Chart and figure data
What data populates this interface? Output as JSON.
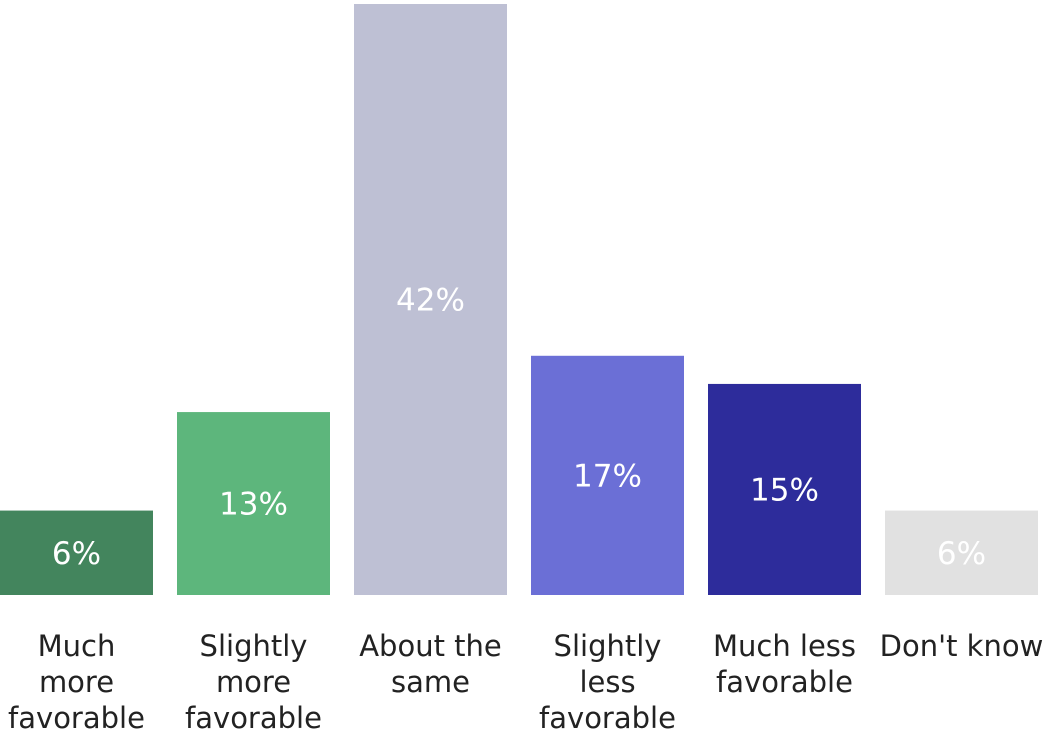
{
  "chart_data": {
    "type": "bar",
    "title": "",
    "xlabel": "",
    "ylabel": "",
    "ylim": [
      0,
      42
    ],
    "grid": false,
    "legend": "none",
    "categories": [
      [
        "Much",
        "more",
        "favorable"
      ],
      [
        "Slightly",
        "more",
        "favorable"
      ],
      [
        "About the",
        "same"
      ],
      [
        "Slightly",
        "less",
        "favorable"
      ],
      [
        "Much less",
        "favorable"
      ],
      [
        "Don't know"
      ]
    ],
    "values": [
      6,
      13,
      42,
      17,
      15,
      6
    ],
    "value_labels": [
      "6%",
      "13%",
      "42%",
      "17%",
      "15%",
      "6%"
    ],
    "bar_colors": [
      "#43855d",
      "#5db67c",
      "#bec0d4",
      "#6b6fd6",
      "#2d2c9b",
      "#e1e1e1"
    ],
    "label_colors": [
      "#ffffff",
      "#ffffff",
      "#ffffff",
      "#ffffff",
      "#ffffff",
      "#ffffff"
    ]
  }
}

**Task**
Each line of the material must be retyped exactly, except that images are omitted.

**Solved problem**
What data populates this interface? Output as JSON.
{
  "chart_data": {
    "type": "bar",
    "title": "",
    "xlabel": "",
    "ylabel": "",
    "ylim": [
      0,
      42
    ],
    "grid": false,
    "legend": "none",
    "categories": [
      [
        "Much",
        "more",
        "favorable"
      ],
      [
        "Slightly",
        "more",
        "favorable"
      ],
      [
        "About the",
        "same"
      ],
      [
        "Slightly",
        "less",
        "favorable"
      ],
      [
        "Much less",
        "favorable"
      ],
      [
        "Don't know"
      ]
    ],
    "values": [
      6,
      13,
      42,
      17,
      15,
      6
    ],
    "value_labels": [
      "6%",
      "13%",
      "42%",
      "17%",
      "15%",
      "6%"
    ],
    "bar_colors": [
      "#43855d",
      "#5db67c",
      "#bec0d4",
      "#6b6fd6",
      "#2d2c9b",
      "#e1e1e1"
    ],
    "label_colors": [
      "#ffffff",
      "#ffffff",
      "#ffffff",
      "#ffffff",
      "#ffffff",
      "#ffffff"
    ]
  }
}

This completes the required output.